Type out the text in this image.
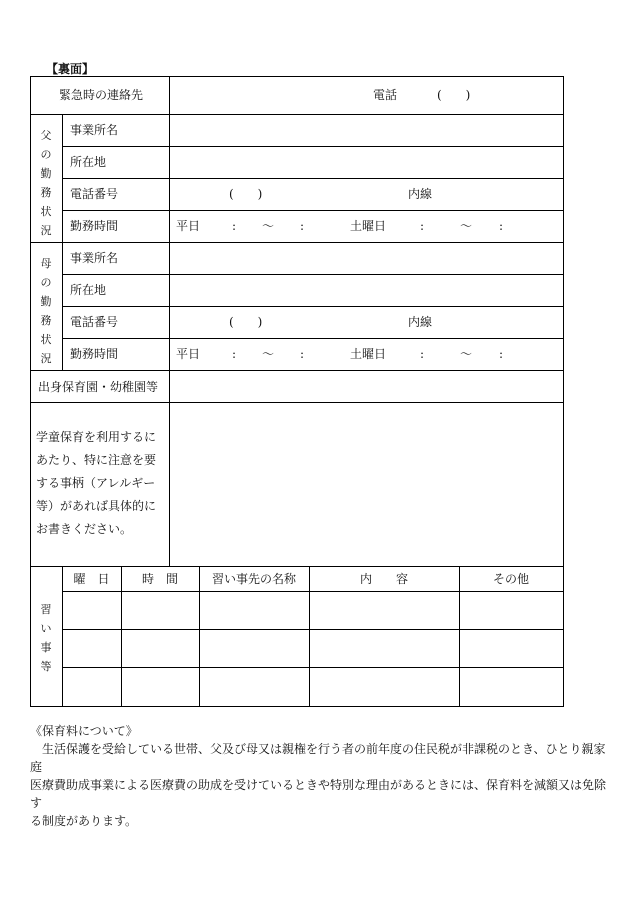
【裏面】
緊急時の連絡先	電話	(　　)
父の勤務状況
事業所名
所在地
電話番号	(　　)	内線
勤務時間	平日	: 〜 :	土曜日	:	〜 :
母の勤務状況
事業所名
所在地
電話番号	(　　)	内線
勤務時間	平日	: 〜 :	土曜日	:	〜 :
出身保育園・幼稚園等
学童保育を利用するに
あたり、特に注意を要
する事柄（アレルギー
等）があれば具体的に
お書きください。
習い事等
曜　日	時　間	習い事先の名称	内　　容	その他
《保育料について》
　生活保護を受給している世帯、父及び母又は親権を行う者の前年度の住民税が非課税のとき、ひとり親家庭
医療費助成事業による医療費の助成を受けているときや特別な理由があるときには、保育料を減額又は免除す
る制度があります。
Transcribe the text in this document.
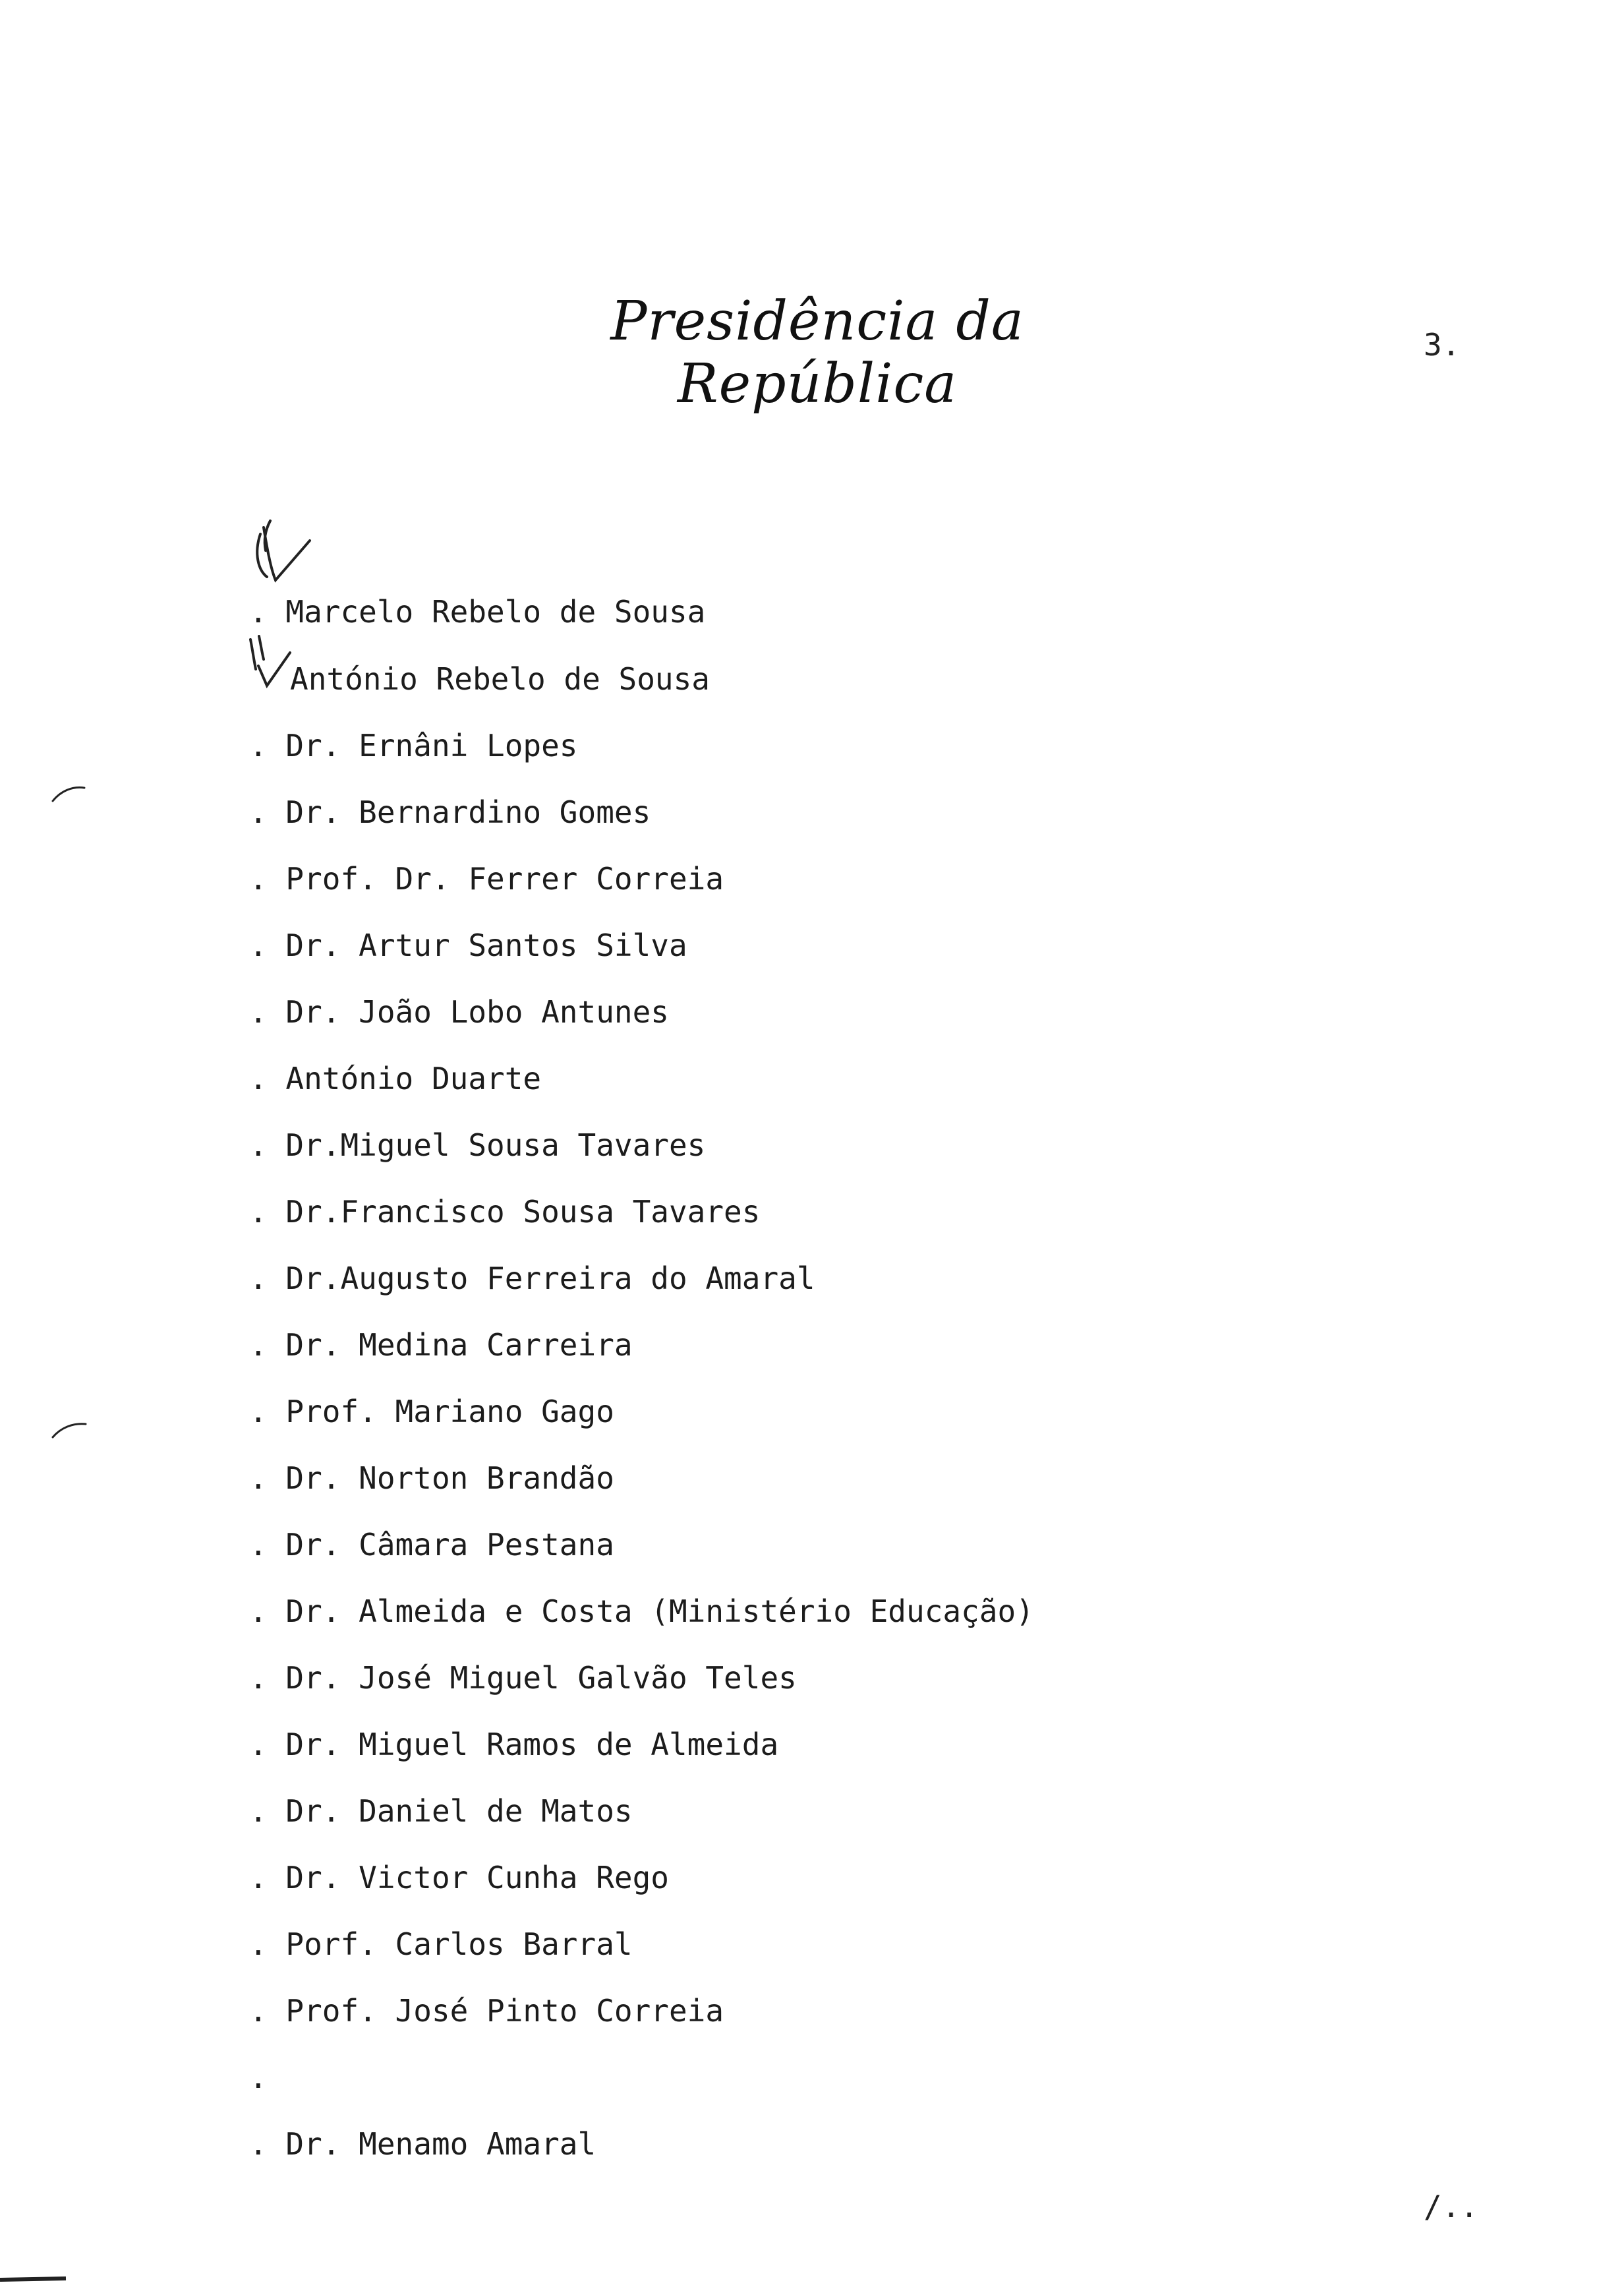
Presidência da República
3.
. Marcelo Rebelo de Sousa
António Rebelo de Sousa
. Dr. Ernâni Lopes
. Dr. Bernardino Gomes
. Prof. Dr. Ferrer Correia
. Dr. Artur Santos Silva
. Dr. João Lobo Antunes
. António Duarte
. Dr.Miguel Sousa Tavares
. Dr.Francisco Sousa Tavares
. Dr.Augusto Ferreira do Amaral
. Dr. Medina Carreira
. Prof. Mariano Gago
. Dr. Norton Brandão
. Dr. Câmara Pestana
. Dr. Almeida e Costa (Ministério Educação)
. Dr. José Miguel Galvão Teles
. Dr. Miguel Ramos de Almeida
. Dr. Daniel de Matos
. Dr. Victor Cunha Rego
. Porf. Carlos Barral
. Prof. José Pinto Correia
.
. Dr. Menamo Amaral
/..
====
▶ _Exercise requirements_
List all lines from the entries that include the word "text".

▶ _Response for this exercise_
Type out the text in this image.
Transcribe the text in this document.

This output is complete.